<<<<

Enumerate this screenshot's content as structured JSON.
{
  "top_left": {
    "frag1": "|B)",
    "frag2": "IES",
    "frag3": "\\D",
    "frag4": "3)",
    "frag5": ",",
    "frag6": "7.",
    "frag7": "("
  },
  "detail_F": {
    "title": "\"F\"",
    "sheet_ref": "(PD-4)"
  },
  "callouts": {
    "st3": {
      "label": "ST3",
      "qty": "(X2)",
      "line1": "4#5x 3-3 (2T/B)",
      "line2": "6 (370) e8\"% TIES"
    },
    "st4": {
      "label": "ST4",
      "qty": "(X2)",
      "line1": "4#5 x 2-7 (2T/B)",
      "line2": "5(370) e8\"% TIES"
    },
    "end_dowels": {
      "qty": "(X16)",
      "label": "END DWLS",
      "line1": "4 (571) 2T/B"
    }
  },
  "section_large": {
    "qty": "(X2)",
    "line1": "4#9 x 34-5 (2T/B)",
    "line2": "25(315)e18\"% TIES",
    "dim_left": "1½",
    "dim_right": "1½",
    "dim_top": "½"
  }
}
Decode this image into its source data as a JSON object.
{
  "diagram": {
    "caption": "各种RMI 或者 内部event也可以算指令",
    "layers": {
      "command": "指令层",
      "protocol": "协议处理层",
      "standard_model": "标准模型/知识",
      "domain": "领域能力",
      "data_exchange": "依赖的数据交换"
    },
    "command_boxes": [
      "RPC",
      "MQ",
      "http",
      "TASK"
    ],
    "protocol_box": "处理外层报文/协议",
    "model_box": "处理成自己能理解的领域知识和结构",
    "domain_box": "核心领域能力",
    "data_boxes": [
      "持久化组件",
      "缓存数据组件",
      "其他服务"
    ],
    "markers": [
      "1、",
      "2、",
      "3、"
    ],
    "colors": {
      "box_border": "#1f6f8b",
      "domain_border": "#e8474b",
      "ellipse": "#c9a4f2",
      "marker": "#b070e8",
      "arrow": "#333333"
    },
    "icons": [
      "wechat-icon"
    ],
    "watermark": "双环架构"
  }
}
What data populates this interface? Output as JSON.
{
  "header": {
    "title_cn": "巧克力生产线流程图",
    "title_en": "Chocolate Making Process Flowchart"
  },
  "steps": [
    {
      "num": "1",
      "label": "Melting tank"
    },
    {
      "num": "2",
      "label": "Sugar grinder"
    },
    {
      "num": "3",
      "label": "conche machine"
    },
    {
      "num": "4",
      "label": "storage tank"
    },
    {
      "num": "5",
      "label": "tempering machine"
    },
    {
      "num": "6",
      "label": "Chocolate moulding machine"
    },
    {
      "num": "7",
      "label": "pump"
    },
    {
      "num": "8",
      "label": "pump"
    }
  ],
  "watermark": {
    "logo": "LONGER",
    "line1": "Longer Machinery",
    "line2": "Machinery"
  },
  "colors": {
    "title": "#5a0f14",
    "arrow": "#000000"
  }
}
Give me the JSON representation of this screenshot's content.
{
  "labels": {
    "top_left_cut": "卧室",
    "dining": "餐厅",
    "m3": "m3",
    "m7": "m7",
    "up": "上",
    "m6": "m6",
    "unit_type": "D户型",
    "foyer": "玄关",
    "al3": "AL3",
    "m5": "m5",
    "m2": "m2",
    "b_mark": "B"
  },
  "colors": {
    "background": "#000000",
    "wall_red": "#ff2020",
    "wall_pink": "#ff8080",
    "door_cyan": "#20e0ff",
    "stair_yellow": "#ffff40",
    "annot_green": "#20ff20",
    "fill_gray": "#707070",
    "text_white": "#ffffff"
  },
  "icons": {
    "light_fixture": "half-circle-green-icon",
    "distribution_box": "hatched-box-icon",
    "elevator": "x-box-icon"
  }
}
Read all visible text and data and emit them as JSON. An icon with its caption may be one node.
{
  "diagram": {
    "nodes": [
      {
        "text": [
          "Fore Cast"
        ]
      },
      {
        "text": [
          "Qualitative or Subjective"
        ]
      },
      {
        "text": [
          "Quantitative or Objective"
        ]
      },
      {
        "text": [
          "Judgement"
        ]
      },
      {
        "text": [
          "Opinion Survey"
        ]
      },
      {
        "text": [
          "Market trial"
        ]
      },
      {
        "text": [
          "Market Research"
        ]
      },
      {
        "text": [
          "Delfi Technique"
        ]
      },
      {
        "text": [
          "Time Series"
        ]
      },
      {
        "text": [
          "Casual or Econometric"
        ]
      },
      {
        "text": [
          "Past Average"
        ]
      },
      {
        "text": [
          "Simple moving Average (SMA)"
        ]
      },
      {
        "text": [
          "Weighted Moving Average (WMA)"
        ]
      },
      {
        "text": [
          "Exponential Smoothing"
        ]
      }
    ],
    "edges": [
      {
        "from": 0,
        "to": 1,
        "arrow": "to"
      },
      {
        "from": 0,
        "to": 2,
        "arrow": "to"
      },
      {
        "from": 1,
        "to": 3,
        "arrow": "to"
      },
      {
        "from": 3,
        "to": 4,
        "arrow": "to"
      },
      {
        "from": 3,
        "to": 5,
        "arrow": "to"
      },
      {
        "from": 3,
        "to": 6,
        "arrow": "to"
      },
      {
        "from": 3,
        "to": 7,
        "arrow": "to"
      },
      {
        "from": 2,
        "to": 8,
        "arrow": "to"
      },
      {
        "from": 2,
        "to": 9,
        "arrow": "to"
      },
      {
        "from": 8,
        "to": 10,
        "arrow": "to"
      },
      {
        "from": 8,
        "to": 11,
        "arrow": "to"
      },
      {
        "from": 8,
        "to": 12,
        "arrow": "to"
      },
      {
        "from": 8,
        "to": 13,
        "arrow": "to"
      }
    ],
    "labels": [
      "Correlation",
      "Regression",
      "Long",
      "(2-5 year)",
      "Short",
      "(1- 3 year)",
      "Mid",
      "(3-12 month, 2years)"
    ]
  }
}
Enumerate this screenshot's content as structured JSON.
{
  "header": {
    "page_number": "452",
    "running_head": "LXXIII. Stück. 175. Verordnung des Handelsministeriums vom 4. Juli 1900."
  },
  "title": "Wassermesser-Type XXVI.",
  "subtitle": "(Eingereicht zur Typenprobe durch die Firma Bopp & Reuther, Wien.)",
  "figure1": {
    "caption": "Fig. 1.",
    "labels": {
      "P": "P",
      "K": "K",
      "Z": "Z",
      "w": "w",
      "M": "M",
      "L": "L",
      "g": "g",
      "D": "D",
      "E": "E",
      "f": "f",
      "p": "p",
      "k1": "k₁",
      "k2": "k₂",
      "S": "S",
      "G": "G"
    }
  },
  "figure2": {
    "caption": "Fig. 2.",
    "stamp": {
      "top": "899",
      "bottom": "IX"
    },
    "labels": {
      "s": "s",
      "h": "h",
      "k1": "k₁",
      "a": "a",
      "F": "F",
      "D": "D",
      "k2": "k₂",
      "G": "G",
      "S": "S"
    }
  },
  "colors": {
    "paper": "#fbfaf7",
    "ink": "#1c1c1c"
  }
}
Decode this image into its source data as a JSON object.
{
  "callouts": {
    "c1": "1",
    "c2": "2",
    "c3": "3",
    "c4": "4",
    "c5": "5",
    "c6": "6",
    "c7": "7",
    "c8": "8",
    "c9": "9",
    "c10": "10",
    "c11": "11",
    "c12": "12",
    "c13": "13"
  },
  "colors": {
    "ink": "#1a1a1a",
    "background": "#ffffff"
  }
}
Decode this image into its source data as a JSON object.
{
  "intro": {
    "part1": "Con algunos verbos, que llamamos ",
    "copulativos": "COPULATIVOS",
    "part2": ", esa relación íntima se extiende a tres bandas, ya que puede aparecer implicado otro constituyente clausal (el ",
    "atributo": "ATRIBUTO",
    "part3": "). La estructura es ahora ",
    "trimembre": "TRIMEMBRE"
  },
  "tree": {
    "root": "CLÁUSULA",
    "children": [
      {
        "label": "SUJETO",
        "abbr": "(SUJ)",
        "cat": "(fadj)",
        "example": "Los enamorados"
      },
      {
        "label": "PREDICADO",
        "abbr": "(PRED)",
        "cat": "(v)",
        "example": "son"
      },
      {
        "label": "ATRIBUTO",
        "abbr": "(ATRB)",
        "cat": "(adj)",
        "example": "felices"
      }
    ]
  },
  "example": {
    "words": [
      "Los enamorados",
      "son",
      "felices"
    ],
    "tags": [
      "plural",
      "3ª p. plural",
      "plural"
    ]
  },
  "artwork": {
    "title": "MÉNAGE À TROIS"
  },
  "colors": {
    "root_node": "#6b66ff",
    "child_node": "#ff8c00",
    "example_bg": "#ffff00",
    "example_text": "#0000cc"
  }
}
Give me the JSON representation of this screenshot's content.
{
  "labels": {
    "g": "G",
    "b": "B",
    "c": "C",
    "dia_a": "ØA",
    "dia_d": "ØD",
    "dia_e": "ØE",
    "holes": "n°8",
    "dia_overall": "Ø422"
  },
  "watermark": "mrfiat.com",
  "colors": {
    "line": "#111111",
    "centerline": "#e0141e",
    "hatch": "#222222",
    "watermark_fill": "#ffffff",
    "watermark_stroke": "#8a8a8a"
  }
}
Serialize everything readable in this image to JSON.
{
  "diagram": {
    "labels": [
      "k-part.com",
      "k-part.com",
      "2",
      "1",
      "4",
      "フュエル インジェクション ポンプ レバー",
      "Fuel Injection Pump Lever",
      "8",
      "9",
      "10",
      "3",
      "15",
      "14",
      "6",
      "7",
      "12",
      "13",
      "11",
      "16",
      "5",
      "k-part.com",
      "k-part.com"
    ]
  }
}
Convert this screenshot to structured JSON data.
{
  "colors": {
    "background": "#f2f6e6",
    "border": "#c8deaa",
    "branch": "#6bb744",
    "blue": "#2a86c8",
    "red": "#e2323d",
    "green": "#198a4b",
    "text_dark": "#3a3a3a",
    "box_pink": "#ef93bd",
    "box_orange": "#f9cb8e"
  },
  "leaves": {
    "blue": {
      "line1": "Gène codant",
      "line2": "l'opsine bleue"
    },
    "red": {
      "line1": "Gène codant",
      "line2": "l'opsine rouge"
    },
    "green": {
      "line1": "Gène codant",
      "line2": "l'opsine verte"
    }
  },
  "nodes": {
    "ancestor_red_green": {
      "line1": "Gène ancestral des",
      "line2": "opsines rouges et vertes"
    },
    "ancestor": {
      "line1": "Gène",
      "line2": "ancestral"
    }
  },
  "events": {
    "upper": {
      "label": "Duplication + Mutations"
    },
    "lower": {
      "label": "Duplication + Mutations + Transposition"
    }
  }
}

>>>>

Challenge – Every line containing the string "Average" must be listed.

Task answer –
          "Past Average"
          "Simple moving Average (SMA)"
          "Weighted Moving Average (WMA)"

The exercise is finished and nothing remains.